- _Exercise instructions_
If a line in the entries includes "care", show that line.

###

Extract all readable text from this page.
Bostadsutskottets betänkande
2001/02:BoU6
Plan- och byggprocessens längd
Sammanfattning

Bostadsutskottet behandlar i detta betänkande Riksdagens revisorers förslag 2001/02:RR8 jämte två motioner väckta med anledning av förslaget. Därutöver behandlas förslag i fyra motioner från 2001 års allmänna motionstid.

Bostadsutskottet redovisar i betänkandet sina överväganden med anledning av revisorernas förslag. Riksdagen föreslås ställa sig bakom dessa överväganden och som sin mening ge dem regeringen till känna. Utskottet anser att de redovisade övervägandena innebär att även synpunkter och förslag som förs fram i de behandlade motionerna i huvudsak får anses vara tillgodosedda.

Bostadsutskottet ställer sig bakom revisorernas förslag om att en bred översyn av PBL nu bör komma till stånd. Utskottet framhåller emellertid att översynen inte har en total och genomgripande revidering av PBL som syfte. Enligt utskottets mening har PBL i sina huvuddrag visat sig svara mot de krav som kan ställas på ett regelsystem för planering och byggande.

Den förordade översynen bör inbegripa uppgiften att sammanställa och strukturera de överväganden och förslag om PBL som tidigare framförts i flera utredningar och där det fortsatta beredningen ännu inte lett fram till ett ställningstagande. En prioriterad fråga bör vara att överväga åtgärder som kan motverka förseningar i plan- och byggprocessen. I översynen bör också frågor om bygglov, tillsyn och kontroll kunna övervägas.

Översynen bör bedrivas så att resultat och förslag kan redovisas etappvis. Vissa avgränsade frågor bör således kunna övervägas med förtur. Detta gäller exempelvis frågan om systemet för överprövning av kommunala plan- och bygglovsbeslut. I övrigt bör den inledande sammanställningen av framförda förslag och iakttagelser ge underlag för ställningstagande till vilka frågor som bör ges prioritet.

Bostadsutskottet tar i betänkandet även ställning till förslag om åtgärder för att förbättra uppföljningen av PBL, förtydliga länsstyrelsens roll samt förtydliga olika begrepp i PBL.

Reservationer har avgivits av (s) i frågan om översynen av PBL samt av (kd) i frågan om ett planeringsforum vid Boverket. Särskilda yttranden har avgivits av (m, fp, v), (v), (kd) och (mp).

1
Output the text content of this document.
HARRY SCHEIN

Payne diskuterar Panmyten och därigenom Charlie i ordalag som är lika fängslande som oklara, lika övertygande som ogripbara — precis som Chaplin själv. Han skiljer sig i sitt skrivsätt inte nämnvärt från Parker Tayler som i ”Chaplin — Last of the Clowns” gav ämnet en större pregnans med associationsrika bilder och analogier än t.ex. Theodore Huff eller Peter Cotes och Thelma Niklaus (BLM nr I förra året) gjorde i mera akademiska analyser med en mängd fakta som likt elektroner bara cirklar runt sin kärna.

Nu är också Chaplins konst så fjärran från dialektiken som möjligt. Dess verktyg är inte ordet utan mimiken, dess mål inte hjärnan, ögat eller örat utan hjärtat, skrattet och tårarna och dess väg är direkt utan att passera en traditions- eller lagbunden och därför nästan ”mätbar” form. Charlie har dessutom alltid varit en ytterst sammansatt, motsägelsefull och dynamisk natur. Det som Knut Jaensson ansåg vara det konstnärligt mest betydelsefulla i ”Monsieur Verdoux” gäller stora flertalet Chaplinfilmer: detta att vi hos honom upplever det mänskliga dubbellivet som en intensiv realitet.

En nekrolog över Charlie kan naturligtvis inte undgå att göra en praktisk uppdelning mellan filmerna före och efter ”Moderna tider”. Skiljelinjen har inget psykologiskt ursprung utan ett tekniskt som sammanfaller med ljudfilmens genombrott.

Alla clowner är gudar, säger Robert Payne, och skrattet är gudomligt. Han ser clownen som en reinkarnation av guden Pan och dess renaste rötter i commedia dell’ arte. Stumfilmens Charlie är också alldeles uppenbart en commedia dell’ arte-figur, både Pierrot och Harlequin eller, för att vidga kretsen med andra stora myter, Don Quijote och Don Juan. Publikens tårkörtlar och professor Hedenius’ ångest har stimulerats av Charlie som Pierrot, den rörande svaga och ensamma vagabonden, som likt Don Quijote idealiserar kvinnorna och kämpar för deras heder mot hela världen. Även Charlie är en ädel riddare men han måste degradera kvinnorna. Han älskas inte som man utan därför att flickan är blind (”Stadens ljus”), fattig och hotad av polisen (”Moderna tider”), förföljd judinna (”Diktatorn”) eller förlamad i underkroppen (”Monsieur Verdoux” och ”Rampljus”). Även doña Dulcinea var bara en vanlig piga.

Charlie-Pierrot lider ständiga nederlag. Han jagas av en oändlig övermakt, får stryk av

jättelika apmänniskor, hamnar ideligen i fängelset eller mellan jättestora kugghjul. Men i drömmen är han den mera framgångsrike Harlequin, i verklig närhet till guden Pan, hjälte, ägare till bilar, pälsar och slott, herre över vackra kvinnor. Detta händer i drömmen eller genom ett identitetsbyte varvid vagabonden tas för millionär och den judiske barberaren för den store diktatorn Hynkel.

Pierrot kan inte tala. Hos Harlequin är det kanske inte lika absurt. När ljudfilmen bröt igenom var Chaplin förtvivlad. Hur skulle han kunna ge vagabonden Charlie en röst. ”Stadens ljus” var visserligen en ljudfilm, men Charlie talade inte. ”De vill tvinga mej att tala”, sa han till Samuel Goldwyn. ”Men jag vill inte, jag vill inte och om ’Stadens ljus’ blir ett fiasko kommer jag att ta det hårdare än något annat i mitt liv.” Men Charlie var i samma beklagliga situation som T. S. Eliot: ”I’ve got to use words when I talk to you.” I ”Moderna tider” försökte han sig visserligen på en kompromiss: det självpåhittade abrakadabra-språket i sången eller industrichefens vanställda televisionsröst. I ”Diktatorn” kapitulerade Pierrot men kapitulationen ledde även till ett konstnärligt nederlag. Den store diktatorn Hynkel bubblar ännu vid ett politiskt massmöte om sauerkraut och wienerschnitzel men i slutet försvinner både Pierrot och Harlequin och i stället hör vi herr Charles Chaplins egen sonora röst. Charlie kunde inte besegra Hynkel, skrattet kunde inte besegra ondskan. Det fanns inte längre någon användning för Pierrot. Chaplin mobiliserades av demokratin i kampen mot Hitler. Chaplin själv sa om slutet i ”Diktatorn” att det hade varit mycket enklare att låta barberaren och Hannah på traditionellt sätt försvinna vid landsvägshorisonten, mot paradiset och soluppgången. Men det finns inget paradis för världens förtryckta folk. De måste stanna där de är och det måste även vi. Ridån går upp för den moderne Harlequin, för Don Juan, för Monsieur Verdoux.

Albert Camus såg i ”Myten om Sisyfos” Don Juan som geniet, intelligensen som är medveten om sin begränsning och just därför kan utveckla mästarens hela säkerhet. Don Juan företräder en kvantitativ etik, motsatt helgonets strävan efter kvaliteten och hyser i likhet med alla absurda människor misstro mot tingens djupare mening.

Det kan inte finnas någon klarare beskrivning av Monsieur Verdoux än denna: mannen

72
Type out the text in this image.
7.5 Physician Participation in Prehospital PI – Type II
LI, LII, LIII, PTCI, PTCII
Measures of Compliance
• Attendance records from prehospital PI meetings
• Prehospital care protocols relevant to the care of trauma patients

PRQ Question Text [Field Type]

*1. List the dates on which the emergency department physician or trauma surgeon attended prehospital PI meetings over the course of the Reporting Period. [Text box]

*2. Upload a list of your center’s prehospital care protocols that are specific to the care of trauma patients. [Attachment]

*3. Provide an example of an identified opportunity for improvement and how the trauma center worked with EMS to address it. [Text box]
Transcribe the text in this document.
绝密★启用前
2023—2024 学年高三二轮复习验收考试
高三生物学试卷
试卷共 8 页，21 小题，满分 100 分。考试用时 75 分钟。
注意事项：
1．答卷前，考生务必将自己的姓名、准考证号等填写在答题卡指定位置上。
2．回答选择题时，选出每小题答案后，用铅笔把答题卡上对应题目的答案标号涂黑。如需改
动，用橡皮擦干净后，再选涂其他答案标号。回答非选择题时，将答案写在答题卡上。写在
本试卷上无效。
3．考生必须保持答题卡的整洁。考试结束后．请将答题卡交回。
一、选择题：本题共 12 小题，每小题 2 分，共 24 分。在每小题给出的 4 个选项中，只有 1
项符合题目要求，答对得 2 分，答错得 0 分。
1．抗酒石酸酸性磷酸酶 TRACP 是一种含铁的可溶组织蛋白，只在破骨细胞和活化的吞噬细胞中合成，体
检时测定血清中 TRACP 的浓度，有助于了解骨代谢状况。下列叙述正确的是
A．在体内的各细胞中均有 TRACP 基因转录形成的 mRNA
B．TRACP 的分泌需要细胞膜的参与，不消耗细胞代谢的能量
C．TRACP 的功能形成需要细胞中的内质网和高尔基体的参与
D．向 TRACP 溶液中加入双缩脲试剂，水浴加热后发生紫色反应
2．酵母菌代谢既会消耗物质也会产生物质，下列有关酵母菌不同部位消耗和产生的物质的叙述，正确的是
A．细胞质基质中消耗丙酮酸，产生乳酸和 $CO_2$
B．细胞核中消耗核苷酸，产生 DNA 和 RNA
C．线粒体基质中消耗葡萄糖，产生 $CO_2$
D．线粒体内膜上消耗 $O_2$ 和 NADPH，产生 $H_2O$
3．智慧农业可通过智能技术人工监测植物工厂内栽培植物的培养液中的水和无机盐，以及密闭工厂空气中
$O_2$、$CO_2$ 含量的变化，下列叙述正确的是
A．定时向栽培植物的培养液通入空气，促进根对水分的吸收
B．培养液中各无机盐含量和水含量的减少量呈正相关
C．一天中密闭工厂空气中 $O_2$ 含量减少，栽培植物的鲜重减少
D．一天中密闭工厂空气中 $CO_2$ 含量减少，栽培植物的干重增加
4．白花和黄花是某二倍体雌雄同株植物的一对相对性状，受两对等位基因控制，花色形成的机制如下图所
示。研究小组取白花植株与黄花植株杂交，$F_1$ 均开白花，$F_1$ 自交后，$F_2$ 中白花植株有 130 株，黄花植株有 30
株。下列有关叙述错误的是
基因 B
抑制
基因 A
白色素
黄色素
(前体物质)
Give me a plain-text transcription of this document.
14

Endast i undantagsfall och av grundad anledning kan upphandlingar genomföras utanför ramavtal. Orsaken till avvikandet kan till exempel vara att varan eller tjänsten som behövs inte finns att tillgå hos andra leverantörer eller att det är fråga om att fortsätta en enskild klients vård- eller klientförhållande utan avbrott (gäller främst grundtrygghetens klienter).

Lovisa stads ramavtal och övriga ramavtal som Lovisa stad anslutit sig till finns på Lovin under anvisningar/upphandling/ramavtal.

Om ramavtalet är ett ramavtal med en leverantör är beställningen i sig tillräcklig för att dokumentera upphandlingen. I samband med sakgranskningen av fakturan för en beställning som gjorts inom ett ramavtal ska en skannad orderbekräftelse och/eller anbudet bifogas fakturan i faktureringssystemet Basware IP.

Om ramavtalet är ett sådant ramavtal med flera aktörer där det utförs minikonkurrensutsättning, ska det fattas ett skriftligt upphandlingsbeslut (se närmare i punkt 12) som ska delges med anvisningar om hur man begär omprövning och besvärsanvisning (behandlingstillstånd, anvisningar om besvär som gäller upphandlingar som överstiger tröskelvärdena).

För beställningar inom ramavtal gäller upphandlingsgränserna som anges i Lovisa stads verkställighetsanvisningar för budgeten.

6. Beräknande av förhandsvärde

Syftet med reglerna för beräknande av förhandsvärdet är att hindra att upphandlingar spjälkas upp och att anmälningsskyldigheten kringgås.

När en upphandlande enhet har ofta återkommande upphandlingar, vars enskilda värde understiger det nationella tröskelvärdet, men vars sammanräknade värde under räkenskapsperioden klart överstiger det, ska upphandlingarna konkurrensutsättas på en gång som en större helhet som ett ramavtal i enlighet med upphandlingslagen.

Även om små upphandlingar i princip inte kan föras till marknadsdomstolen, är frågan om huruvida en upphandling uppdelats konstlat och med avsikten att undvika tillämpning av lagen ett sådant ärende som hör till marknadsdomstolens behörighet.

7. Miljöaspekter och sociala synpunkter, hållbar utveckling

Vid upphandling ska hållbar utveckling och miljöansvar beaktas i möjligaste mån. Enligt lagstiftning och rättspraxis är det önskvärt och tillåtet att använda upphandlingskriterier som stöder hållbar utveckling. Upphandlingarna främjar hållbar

###

- _Written response_
• Prehospital care protocols relevant to the care of trauma patients
*2. Upload a list of your center’s prehospital care protocols that are specific to the care of trauma patients. [Attachment]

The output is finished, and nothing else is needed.